_STATED PROBLEM_: Repeat each line exactly, leaving nothing out.

============

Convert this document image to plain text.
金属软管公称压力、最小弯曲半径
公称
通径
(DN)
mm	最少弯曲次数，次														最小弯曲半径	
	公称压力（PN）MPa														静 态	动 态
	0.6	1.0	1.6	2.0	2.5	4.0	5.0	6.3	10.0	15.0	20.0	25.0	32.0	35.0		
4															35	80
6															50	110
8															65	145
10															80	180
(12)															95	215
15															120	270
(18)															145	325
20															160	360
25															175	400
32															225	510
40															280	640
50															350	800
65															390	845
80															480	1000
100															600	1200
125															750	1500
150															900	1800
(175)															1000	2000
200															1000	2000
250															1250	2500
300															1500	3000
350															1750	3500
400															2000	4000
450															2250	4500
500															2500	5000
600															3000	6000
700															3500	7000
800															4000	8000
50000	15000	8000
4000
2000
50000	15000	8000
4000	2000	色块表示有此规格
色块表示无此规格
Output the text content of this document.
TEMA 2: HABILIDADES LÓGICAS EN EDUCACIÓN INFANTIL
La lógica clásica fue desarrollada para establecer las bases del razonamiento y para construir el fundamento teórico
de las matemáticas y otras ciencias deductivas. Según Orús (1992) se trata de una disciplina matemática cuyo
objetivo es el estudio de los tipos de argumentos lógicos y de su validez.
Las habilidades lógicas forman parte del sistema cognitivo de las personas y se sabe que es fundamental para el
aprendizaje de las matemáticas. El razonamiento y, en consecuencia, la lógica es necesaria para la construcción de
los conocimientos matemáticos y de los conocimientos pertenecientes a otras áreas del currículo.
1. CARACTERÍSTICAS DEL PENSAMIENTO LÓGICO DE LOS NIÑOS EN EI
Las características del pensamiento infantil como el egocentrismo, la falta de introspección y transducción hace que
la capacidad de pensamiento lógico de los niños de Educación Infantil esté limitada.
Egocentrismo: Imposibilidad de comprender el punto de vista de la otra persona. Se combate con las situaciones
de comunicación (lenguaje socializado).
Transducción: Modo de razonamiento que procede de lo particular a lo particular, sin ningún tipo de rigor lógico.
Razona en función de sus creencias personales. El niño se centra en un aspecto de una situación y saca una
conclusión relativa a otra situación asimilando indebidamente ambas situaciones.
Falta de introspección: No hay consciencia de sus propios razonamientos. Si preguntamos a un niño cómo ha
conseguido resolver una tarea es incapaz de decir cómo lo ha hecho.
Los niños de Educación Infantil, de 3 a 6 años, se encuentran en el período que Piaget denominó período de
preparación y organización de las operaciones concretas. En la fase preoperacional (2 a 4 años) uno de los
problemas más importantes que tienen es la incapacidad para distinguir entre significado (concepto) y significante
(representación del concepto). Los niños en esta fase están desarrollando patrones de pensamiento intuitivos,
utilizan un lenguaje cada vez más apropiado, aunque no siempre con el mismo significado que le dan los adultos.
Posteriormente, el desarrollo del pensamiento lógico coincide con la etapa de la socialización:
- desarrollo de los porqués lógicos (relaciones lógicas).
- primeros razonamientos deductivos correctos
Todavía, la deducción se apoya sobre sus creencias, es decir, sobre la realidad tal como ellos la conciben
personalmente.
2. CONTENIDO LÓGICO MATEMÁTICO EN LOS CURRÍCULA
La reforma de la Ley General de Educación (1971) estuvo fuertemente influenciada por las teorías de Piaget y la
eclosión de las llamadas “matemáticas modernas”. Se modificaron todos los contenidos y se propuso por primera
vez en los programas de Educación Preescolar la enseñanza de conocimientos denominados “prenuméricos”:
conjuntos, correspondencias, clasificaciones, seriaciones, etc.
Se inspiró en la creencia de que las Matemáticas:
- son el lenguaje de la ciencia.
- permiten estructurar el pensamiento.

============

_RESULT FOR THIS TASK_:
Convert this document image to plain text.
金属软管公称压力、最小弯曲半径
公称
通径
(DN)
mm	最少弯曲次数，次														最小弯曲半径	
	公称压力（PN）MPa														静 态	动 态
	0.6	1.0	1.6	2.0	2.5	4.0	5.0	6.3	10.0	15.0	20.0	25.0	32.0	35.0		
4															35	80
6															50	110
8															65	145
10															80	180
(12)															95	215
15															120	270
(18)															145	325
20															160	360
25															175	400
32															225	510
40															280	640
50															350	800
65															390	845
80															480	1000
100															600	1200
125															750	1500
150															900	1800
(175)															1000	2000
200															1000	2000
250															1250	2500
300															1500	3000
350															1750	3500
400															2000	4000
450															2250	4500
500															2500	5000
600															3000	6000
700															3500	7000
800															4000	8000
50000	15000	8000
4000
2000
50000	15000	8000
4000	2000	色块表示有此规格
色块表示无此规格
Output the text content of this document.
TEMA 2: HABILIDADES LÓGICAS EN EDUCACIÓN INFANTIL
La lógica clásica fue desarrollada para establecer las bases del razonamiento y para construir el fundamento teórico
de las matemáticas y otras ciencias deductivas. Según Orús (1992) se trata de una disciplina matemática cuyo
objetivo es el estudio de los tipos de argumentos lógicos y de su validez.
Las habilidades lógicas forman parte del sistema cognitivo de las personas y se sabe que es fundamental para el
aprendizaje de las matemáticas. El razonamiento y, en consecuencia, la lógica es necesaria para la construcción de
los conocimientos matemáticos y de los conocimientos pertenecientes a otras áreas del currículo.
1. CARACTERÍSTICAS DEL PENSAMIENTO LÓGICO DE LOS NIÑOS EN EI
Las características del pensamiento infantil como el egocentrismo, la falta de introspección y transducción hace que
la capacidad de pensamiento lógico de los niños de Educación Infantil esté limitada.
Egocentrismo: Imposibilidad de comprender el punto de vista de la otra persona. Se combate con las situaciones
de comunicación (lenguaje socializado).
Transducción: Modo de razonamiento que procede de lo particular a lo particular, sin ningún tipo de rigor lógico.
Razona en función de sus creencias personales. El niño se centra en un aspecto de una situación y saca una
conclusión relativa a otra situación asimilando indebidamente ambas situaciones.
Falta de introspección: No hay consciencia de sus propios razonamientos. Si preguntamos a un niño cómo ha
conseguido resolver una tarea es incapaz de decir cómo lo ha hecho.
Los niños de Educación Infantil, de 3 a 6 años, se encuentran en el período que Piaget denominó período de
preparación y organización de las operaciones concretas. En la fase preoperacional (2 a 4 años) uno de los
problemas más importantes que tienen es la incapacidad para distinguir entre significado (concepto) y significante
(representación del concepto). Los niños en esta fase están desarrollando patrones de pensamiento intuitivos,
utilizan un lenguaje cada vez más apropiado, aunque no siempre con el mismo significado que le dan los adultos.
Posteriormente, el desarrollo del pensamiento lógico coincide con la etapa de la socialización:
- desarrollo de los porqués lógicos (relaciones lógicas).
- primeros razonamientos deductivos correctos
Todavía, la deducción se apoya sobre sus creencias, es decir, sobre la realidad tal como ellos la conciben
personalmente.
2. CONTENIDO LÓGICO MATEMÁTICO EN LOS CURRÍCULA
La reforma de la Ley General de Educación (1971) estuvo fuertemente influenciada por las teorías de Piaget y la
eclosión de las llamadas “matemáticas modernas”. Se modificaron todos los contenidos y se propuso por primera
vez en los programas de Educación Preescolar la enseñanza de conocimientos denominados “prenuméricos”:
conjuntos, correspondencias, clasificaciones, seriaciones, etc.
Se inspiró en la creencia de que las Matemáticas:
- son el lenguaje de la ciencia.
- permiten estructurar el pensamiento.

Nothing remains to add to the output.